Task to complete:
Pictures do not belong in the copy, so please give every entry below again exactly.

----

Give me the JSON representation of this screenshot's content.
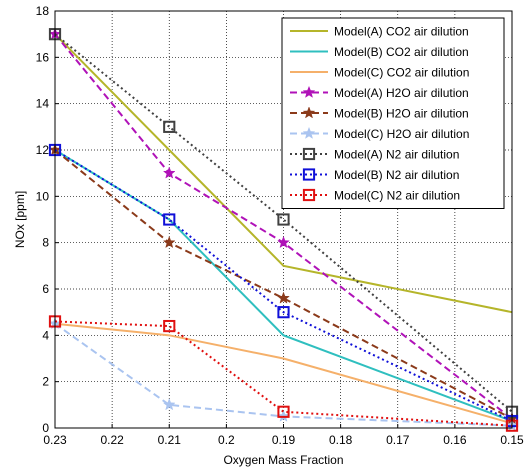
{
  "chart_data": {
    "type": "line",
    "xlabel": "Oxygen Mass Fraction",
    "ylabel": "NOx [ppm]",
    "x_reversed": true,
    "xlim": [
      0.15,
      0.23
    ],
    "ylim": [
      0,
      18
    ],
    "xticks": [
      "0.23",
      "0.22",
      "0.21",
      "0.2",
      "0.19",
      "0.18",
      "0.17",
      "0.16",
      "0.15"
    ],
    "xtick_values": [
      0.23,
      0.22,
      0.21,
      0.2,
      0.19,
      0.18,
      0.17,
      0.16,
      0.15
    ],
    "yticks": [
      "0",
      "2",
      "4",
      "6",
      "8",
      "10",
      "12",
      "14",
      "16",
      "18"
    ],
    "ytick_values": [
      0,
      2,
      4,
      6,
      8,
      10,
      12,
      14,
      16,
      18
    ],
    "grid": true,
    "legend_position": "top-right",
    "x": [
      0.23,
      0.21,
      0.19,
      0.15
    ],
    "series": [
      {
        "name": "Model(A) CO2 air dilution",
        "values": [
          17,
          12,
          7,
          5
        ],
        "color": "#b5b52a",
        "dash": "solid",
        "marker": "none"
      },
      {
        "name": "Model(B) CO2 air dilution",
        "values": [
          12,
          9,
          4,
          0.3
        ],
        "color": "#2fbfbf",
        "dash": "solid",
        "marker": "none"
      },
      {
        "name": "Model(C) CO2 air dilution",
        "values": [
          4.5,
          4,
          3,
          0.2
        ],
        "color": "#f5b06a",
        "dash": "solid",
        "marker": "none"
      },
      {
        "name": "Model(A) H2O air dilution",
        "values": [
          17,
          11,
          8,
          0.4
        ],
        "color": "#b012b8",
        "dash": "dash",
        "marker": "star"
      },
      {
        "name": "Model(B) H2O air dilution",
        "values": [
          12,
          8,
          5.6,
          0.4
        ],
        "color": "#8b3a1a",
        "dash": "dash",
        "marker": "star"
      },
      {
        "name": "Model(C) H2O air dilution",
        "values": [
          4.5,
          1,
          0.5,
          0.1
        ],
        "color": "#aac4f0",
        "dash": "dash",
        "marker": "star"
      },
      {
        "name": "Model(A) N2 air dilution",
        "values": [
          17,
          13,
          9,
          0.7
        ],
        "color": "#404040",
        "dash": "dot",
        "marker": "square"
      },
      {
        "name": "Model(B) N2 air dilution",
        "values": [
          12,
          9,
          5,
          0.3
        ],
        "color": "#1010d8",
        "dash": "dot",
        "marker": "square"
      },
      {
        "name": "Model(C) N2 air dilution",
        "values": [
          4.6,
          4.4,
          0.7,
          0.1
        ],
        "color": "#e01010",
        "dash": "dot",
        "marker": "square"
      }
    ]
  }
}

----

Exercise result:
Give me the JSON representation of this screenshot's content.
{
  "chart_data": {
    "type": "line",
    "xlabel": "Oxygen Mass Fraction",
    "ylabel": "NOx [ppm]",
    "x_reversed": true,
    "xlim": [
      0.15,
      0.23
    ],
    "ylim": [
      0,
      18
    ],
    "xticks": [
      "0.23",
      "0.22",
      "0.21",
      "0.2",
      "0.19",
      "0.18",
      "0.17",
      "0.16",
      "0.15"
    ],
    "xtick_values": [
      0.23,
      0.22,
      0.21,
      0.2,
      0.19,
      0.18,
      0.17,
      0.16,
      0.15
    ],
    "yticks": [
      "0",
      "2",
      "4",
      "6",
      "8",
      "10",
      "12",
      "14",
      "16",
      "18"
    ],
    "ytick_values": [
      0,
      2,
      4,
      6,
      8,
      10,
      12,
      14,
      16,
      18
    ],
    "grid": true,
    "legend_position": "top-right",
    "x": [
      0.23,
      0.21,
      0.19,
      0.15
    ],
    "series": [
      {
        "name": "Model(A) CO2 air dilution",
        "values": [
          17,
          12,
          7,
          5
        ],
        "color": "#b5b52a",
        "dash": "solid",
        "marker": "none"
      },
      {
        "name": "Model(B) CO2 air dilution",
        "values": [
          12,
          9,
          4,
          0.3
        ],
        "color": "#2fbfbf",
        "dash": "solid",
        "marker": "none"
      },
      {
        "name": "Model(C) CO2 air dilution",
        "values": [
          4.5,
          4,
          3,
          0.2
        ],
        "color": "#f5b06a",
        "dash": "solid",
        "marker": "none"
      },
      {
        "name": "Model(A) H2O air dilution",
        "values": [
          17,
          11,
          8,
          0.4
        ],
        "color": "#b012b8",
        "dash": "dash",
        "marker": "star"
      },
      {
        "name": "Model(B) H2O air dilution",
        "values": [
          12,
          8,
          5.6,
          0.4
        ],
        "color": "#8b3a1a",
        "dash": "dash",
        "marker": "star"
      },
      {
        "name": "Model(C) H2O air dilution",
        "values": [
          4.5,
          1,
          0.5,
          0.1
        ],
        "color": "#aac4f0",
        "dash": "dash",
        "marker": "star"
      },
      {
        "name": "Model(A) N2 air dilution",
        "values": [
          17,
          13,
          9,
          0.7
        ],
        "color": "#404040",
        "dash": "dot",
        "marker": "square"
      },
      {
        "name": "Model(B) N2 air dilution",
        "values": [
          12,
          9,
          5,
          0.3
        ],
        "color": "#1010d8",
        "dash": "dot",
        "marker": "square"
      },
      {
        "name": "Model(C) N2 air dilution",
        "values": [
          4.6,
          4.4,
          0.7,
          0.1
        ],
        "color": "#e01010",
        "dash": "dot",
        "marker": "square"
      }
    ]
  }
}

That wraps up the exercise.